#### Exercise requirements
Copy out all the entries word for word.

**** Input material ****

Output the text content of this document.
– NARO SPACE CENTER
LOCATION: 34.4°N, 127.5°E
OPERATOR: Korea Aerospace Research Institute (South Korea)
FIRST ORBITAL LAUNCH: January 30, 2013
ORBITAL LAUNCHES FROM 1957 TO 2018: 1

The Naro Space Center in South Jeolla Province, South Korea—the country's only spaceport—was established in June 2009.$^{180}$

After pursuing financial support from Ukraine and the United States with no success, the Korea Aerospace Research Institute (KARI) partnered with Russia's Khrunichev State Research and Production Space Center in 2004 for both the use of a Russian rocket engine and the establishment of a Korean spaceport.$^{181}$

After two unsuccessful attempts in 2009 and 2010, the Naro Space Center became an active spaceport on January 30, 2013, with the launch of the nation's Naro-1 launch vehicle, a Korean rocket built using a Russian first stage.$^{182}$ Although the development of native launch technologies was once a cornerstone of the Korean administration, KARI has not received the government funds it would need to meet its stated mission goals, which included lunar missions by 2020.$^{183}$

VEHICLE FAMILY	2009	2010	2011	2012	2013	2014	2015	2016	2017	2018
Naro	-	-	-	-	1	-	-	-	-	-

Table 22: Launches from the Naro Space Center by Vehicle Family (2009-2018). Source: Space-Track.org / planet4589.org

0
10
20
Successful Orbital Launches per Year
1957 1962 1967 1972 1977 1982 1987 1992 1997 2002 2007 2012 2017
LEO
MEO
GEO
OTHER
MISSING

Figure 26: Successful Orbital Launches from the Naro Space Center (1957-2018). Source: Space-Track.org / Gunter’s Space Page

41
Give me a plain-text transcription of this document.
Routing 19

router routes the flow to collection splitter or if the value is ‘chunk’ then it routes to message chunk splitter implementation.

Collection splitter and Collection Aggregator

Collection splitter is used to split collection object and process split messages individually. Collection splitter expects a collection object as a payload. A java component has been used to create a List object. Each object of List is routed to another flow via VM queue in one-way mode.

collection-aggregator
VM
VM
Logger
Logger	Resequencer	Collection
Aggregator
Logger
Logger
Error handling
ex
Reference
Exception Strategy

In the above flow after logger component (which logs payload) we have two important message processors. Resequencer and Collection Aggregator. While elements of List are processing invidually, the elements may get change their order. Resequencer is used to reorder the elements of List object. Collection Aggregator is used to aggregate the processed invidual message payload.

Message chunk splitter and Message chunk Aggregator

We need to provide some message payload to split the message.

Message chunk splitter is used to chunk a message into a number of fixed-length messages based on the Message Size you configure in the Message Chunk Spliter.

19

****

#### Result of the task
Output the text content of this document.
– NARO SPACE CENTER
LOCATION: 34.4°N, 127.5°E
OPERATOR: Korea Aerospace Research Institute (South Korea)
FIRST ORBITAL LAUNCH: January 30, 2013
ORBITAL LAUNCHES FROM 1957 TO 2018: 1

The Naro Space Center in South Jeolla Province, South Korea—the country's only spaceport—was established in June 2009.$^{180}$

After pursuing financial support from Ukraine and the United States with no success, the Korea Aerospace Research Institute (KARI) partnered with Russia's Khrunichev State Research and Production Space Center in 2004 for both the use of a Russian rocket engine and the establishment of a Korean spaceport.$^{181}$

After two unsuccessful attempts in 2009 and 2010, the Naro Space Center became an active spaceport on January 30, 2013, with the launch of the nation's Naro-1 launch vehicle, a Korean rocket built using a Russian first stage.$^{182}$ Although the development of native launch technologies was once a cornerstone of the Korean administration, KARI has not received the government funds it would need to meet its stated mission goals, which included lunar missions by 2020.$^{183}$

VEHICLE FAMILY	2009	2010	2011	2012	2013	2014	2015	2016	2017	2018
Naro	-	-	-	-	1	-	-	-	-	-

Table 22: Launches from the Naro Space Center by Vehicle Family (2009-2018). Source: Space-Track.org / planet4589.org

0
10
20
Successful Orbital Launches per Year
1957 1962 1967 1972 1977 1982 1987 1992 1997 2002 2007 2012 2017
LEO
MEO
GEO
OTHER
MISSING

Figure 26: Successful Orbital Launches from the Naro Space Center (1957-2018). Source: Space-Track.org / Gunter’s Space Page

41
Give me a plain-text transcription of this document.
Routing 19

router routes the flow to collection splitter or if the value is ‘chunk’ then it routes to message chunk splitter implementation.

Collection splitter and Collection Aggregator

Collection splitter is used to split collection object and process split messages individually. Collection splitter expects a collection object as a payload. A java component has been used to create a List object. Each object of List is routed to another flow via VM queue in one-way mode.

collection-aggregator
VM
VM
Logger
Logger	Resequencer	Collection
Aggregator
Logger
Logger
Error handling
ex
Reference
Exception Strategy

In the above flow after logger component (which logs payload) we have two important message processors. Resequencer and Collection Aggregator. While elements of List are processing invidually, the elements may get change their order. Resequencer is used to reorder the elements of List object. Collection Aggregator is used to aggregate the processed invidual message payload.

Message chunk splitter and Message chunk Aggregator

We need to provide some message payload to split the message.

Message chunk splitter is used to chunk a message into a number of fixed-length messages based on the Message Size you configure in the Message Chunk Spliter.

19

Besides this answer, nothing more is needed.